Stated exercise: Every entry needs to be reproduced exactly.

* START *

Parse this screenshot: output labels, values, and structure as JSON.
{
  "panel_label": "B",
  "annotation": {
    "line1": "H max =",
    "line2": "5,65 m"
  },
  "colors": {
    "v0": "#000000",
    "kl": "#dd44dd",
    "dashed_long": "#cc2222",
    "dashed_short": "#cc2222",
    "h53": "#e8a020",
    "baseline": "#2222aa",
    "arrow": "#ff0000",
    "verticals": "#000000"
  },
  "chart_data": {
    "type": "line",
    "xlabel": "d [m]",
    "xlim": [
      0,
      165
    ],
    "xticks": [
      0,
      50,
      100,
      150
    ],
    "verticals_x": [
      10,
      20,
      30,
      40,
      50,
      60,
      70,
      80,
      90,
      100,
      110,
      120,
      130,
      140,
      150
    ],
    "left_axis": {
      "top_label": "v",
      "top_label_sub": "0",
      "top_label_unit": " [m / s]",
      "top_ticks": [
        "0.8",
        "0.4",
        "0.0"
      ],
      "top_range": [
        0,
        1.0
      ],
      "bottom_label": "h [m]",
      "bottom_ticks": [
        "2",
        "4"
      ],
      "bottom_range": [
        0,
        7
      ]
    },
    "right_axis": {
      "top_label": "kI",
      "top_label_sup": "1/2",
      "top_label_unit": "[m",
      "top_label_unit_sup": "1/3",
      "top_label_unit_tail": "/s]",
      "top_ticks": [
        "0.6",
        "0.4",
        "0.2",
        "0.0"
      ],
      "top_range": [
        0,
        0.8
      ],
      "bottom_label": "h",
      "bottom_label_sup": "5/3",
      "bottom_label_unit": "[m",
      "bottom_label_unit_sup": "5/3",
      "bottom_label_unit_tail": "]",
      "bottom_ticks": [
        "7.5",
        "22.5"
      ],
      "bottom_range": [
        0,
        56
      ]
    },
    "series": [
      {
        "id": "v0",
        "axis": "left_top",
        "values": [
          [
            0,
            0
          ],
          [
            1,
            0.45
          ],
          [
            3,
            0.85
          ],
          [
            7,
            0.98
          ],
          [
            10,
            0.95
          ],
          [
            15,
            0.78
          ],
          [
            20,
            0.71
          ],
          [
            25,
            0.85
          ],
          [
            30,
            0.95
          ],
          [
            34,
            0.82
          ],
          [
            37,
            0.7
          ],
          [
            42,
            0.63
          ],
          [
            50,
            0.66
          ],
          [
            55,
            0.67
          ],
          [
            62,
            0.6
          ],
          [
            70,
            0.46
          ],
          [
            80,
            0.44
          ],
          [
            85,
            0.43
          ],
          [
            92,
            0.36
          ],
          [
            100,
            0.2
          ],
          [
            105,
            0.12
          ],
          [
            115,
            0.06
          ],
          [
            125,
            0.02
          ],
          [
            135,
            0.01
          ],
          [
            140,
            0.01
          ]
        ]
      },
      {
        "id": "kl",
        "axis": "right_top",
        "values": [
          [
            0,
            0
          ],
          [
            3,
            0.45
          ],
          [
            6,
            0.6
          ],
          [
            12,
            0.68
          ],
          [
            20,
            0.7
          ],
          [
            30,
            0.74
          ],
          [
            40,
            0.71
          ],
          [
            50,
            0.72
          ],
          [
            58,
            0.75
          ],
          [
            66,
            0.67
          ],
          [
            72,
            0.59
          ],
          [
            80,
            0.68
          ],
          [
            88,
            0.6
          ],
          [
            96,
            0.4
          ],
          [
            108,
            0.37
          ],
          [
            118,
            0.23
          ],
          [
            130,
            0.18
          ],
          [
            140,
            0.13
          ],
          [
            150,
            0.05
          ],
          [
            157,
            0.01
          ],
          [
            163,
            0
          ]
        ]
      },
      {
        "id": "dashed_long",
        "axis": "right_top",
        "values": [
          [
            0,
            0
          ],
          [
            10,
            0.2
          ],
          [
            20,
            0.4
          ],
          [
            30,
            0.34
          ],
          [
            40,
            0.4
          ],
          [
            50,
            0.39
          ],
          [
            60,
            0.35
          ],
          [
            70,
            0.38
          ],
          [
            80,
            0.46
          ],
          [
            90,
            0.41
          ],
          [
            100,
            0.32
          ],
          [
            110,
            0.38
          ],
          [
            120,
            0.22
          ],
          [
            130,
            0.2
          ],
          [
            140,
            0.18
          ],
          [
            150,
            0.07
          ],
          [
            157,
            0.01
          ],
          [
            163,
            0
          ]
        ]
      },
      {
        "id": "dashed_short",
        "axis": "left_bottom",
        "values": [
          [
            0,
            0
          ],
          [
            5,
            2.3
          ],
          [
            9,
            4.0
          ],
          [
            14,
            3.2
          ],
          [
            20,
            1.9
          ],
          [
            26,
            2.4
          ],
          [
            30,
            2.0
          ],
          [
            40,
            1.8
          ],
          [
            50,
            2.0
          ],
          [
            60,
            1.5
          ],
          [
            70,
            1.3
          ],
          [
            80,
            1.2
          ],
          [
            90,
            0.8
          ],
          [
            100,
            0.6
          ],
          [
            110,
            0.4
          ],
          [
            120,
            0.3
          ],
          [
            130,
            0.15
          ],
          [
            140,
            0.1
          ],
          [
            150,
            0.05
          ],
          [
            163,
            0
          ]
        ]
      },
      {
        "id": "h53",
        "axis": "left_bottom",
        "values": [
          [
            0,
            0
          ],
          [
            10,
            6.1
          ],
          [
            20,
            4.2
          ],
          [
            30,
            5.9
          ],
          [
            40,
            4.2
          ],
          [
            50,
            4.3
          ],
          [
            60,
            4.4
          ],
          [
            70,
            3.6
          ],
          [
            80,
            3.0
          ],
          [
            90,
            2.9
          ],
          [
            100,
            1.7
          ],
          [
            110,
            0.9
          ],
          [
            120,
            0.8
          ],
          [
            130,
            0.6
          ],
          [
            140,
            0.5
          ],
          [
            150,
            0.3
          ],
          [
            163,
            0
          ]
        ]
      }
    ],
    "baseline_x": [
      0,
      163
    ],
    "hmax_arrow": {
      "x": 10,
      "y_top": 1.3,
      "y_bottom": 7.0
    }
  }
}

* END *

Answer to the exercise:
Parse this screenshot: output labels, values, and structure as JSON.
{
  "panel_label": "B",
  "annotation": {
    "line1": "H max =",
    "line2": "5,65 m"
  },
  "colors": {
    "v0": "#000000",
    "kl": "#dd44dd",
    "dashed_long": "#cc2222",
    "dashed_short": "#cc2222",
    "h53": "#e8a020",
    "baseline": "#2222aa",
    "arrow": "#ff0000",
    "verticals": "#000000"
  },
  "chart_data": {
    "type": "line",
    "xlabel": "d [m]",
    "xlim": [
      0,
      165
    ],
    "xticks": [
      0,
      50,
      100,
      150
    ],
    "verticals_x": [
      10,
      20,
      30,
      40,
      50,
      60,
      70,
      80,
      90,
      100,
      110,
      120,
      130,
      140,
      150
    ],
    "left_axis": {
      "top_label": "v",
      "top_label_sub": "0",
      "top_label_unit": " [m / s]",
      "top_ticks": [
        "0.8",
        "0.4",
        "0.0"
      ],
      "top_range": [
        0,
        1.0
      ],
      "bottom_label": "h [m]",
      "bottom_ticks": [
        "2",
        "4"
      ],
      "bottom_range": [
        0,
        7
      ]
    },
    "right_axis": {
      "top_label": "kI",
      "top_label_sup": "1/2",
      "top_label_unit": "[m",
      "top_label_unit_sup": "1/3",
      "top_label_unit_tail": "/s]",
      "top_ticks": [
        "0.6",
        "0.4",
        "0.2",
        "0.0"
      ],
      "top_range": [
        0,
        0.8
      ],
      "bottom_label": "h",
      "bottom_label_sup": "5/3",
      "bottom_label_unit": "[m",
      "bottom_label_unit_sup": "5/3",
      "bottom_label_unit_tail": "]",
      "bottom_ticks": [
        "7.5",
        "22.5"
      ],
      "bottom_range": [
        0,
        56
      ]
    },
    "series": [
      {
        "id": "v0",
        "axis": "left_top",
        "values": [
          [
            0,
            0
          ],
          [
            1,
            0.45
          ],
          [
            3,
            0.85
          ],
          [
            7,
            0.98
          ],
          [
            10,
            0.95
          ],
          [
            15,
            0.78
          ],
          [
            20,
            0.71
          ],
          [
            25,
            0.85
          ],
          [
            30,
            0.95
          ],
          [
            34,
            0.82
          ],
          [
            37,
            0.7
          ],
          [
            42,
            0.63
          ],
          [
            50,
            0.66
          ],
          [
            55,
            0.67
          ],
          [
            62,
            0.6
          ],
          [
            70,
            0.46
          ],
          [
            80,
            0.44
          ],
          [
            85,
            0.43
          ],
          [
            92,
            0.36
          ],
          [
            100,
            0.2
          ],
          [
            105,
            0.12
          ],
          [
            115,
            0.06
          ],
          [
            125,
            0.02
          ],
          [
            135,
            0.01
          ],
          [
            140,
            0.01
          ]
        ]
      },
      {
        "id": "kl",
        "axis": "right_top",
        "values": [
          [
            0,
            0
          ],
          [
            3,
            0.45
          ],
          [
            6,
            0.6
          ],
          [
            12,
            0.68
          ],
          [
            20,
            0.7
          ],
          [
            30,
            0.74
          ],
          [
            40,
            0.71
          ],
          [
            50,
            0.72
          ],
          [
            58,
            0.75
          ],
          [
            66,
            0.67
          ],
          [
            72,
            0.59
          ],
          [
            80,
            0.68
          ],
          [
            88,
            0.6
          ],
          [
            96,
            0.4
          ],
          [
            108,
            0.37
          ],
          [
            118,
            0.23
          ],
          [
            130,
            0.18
          ],
          [
            140,
            0.13
          ],
          [
            150,
            0.05
          ],
          [
            157,
            0.01
          ],
          [
            163,
            0
          ]
        ]
      },
      {
        "id": "dashed_long",
        "axis": "right_top",
        "values": [
          [
            0,
            0
          ],
          [
            10,
            0.2
          ],
          [
            20,
            0.4
          ],
          [
            30,
            0.34
          ],
          [
            40,
            0.4
          ],
          [
            50,
            0.39
          ],
          [
            60,
            0.35
          ],
          [
            70,
            0.38
          ],
          [
            80,
            0.46
          ],
          [
            90,
            0.41
          ],
          [
            100,
            0.32
          ],
          [
            110,
            0.38
          ],
          [
            120,
            0.22
          ],
          [
            130,
            0.2
          ],
          [
            140,
            0.18
          ],
          [
            150,
            0.07
          ],
          [
            157,
            0.01
          ],
          [
            163,
            0
          ]
        ]
      },
      {
        "id": "dashed_short",
        "axis": "left_bottom",
        "values": [
          [
            0,
            0
          ],
          [
            5,
            2.3
          ],
          [
            9,
            4.0
          ],
          [
            14,
            3.2
          ],
          [
            20,
            1.9
          ],
          [
            26,
            2.4
          ],
          [
            30,
            2.0
          ],
          [
            40,
            1.8
          ],
          [
            50,
            2.0
          ],
          [
            60,
            1.5
          ],
          [
            70,
            1.3
          ],
          [
            80,
            1.2
          ],
          [
            90,
            0.8
          ],
          [
            100,
            0.6
          ],
          [
            110,
            0.4
          ],
          [
            120,
            0.3
          ],
          [
            130,
            0.15
          ],
          [
            140,
            0.1
          ],
          [
            150,
            0.05
          ],
          [
            163,
            0
          ]
        ]
      },
      {
        "id": "h53",
        "axis": "left_bottom",
        "values": [
          [
            0,
            0
          ],
          [
            10,
            6.1
          ],
          [
            20,
            4.2
          ],
          [
            30,
            5.9
          ],
          [
            40,
            4.2
          ],
          [
            50,
            4.3
          ],
          [
            60,
            4.4
          ],
          [
            70,
            3.6
          ],
          [
            80,
            3.0
          ],
          [
            90,
            2.9
          ],
          [
            100,
            1.7
          ],
          [
            110,
            0.9
          ],
          [
            120,
            0.8
          ],
          [
            130,
            0.6
          ],
          [
            140,
            0.5
          ],
          [
            150,
            0.3
          ],
          [
            163,
            0
          ]
        ]
      }
    ],
    "baseline_x": [
      0,
      163
    ],
    "hmax_arrow": {
      "x": 10,
      "y_top": 1.3,
      "y_bottom": 7.0
    }
  }
}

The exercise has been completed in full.